Provide the data again in its entirety, exactly as given.

-- Start of RECORDED INFORMATION --

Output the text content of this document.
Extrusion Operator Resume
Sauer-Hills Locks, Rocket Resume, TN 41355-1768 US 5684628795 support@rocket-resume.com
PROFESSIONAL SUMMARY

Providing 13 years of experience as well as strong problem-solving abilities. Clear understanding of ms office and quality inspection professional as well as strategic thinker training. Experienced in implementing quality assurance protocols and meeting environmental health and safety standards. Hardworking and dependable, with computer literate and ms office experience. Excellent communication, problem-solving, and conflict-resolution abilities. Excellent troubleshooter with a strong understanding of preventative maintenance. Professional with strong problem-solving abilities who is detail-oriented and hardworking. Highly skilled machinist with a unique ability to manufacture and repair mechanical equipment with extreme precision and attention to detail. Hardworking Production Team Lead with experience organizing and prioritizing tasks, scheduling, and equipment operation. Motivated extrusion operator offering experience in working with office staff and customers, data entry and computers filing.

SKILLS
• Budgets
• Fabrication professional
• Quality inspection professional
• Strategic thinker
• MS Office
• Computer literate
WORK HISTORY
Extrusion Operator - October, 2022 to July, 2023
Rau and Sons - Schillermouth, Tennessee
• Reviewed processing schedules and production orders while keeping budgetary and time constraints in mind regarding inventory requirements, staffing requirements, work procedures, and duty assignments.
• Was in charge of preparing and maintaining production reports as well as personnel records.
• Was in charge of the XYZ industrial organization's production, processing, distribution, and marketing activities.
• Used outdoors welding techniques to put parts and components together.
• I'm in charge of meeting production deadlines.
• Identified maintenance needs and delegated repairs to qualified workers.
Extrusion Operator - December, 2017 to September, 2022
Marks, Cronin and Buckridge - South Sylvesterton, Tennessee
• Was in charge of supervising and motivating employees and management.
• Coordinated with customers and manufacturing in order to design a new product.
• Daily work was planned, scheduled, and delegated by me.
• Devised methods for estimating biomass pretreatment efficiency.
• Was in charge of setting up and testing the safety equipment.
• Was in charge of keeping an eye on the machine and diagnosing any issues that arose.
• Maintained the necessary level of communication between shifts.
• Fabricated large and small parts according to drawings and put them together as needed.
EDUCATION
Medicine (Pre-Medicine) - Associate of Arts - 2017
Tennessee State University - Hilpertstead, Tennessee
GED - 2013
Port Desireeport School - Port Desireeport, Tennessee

-- End of RECORDED INFORMATION --

■ RESULT OF THIS EXERCISE
Output the text content of this document.
Extrusion Operator Resume
Sauer-Hills Locks, Rocket Resume, TN 41355-1768 US 5684628795 support@rocket-resume.com
PROFESSIONAL SUMMARY

Providing 13 years of experience as well as strong problem-solving abilities. Clear understanding of ms office and quality inspection professional as well as strategic thinker training. Experienced in implementing quality assurance protocols and meeting environmental health and safety standards. Hardworking and dependable, with computer literate and ms office experience. Excellent communication, problem-solving, and conflict-resolution abilities. Excellent troubleshooter with a strong understanding of preventative maintenance. Professional with strong problem-solving abilities who is detail-oriented and hardworking. Highly skilled machinist with a unique ability to manufacture and repair mechanical equipment with extreme precision and attention to detail. Hardworking Production Team Lead with experience organizing and prioritizing tasks, scheduling, and equipment operation. Motivated extrusion operator offering experience in working with office staff and customers, data entry and computers filing.

SKILLS
• Budgets
• Fabrication professional
• Quality inspection professional
• Strategic thinker
• MS Office
• Computer literate
WORK HISTORY
Extrusion Operator - October, 2022 to July, 2023
Rau and Sons - Schillermouth, Tennessee
• Reviewed processing schedules and production orders while keeping budgetary and time constraints in mind regarding inventory requirements, staffing requirements, work procedures, and duty assignments.
• Was in charge of preparing and maintaining production reports as well as personnel records.
• Was in charge of the XYZ industrial organization's production, processing, distribution, and marketing activities.
• Used outdoors welding techniques to put parts and components together.
• I'm in charge of meeting production deadlines.
• Identified maintenance needs and delegated repairs to qualified workers.
Extrusion Operator - December, 2017 to September, 2022
Marks, Cronin and Buckridge - South Sylvesterton, Tennessee
• Was in charge of supervising and motivating employees and management.
• Coordinated with customers and manufacturing in order to design a new product.
• Daily work was planned, scheduled, and delegated by me.
• Devised methods for estimating biomass pretreatment efficiency.
• Was in charge of setting up and testing the safety equipment.
• Was in charge of keeping an eye on the machine and diagnosing any issues that arose.
• Maintained the necessary level of communication between shifts.
• Fabricated large and small parts according to drawings and put them together as needed.
EDUCATION
Medicine (Pre-Medicine) - Associate of Arts - 2017
Tennessee State University - Hilpertstead, Tennessee
GED - 2013
Port Desireeport School - Port Desireeport, Tennessee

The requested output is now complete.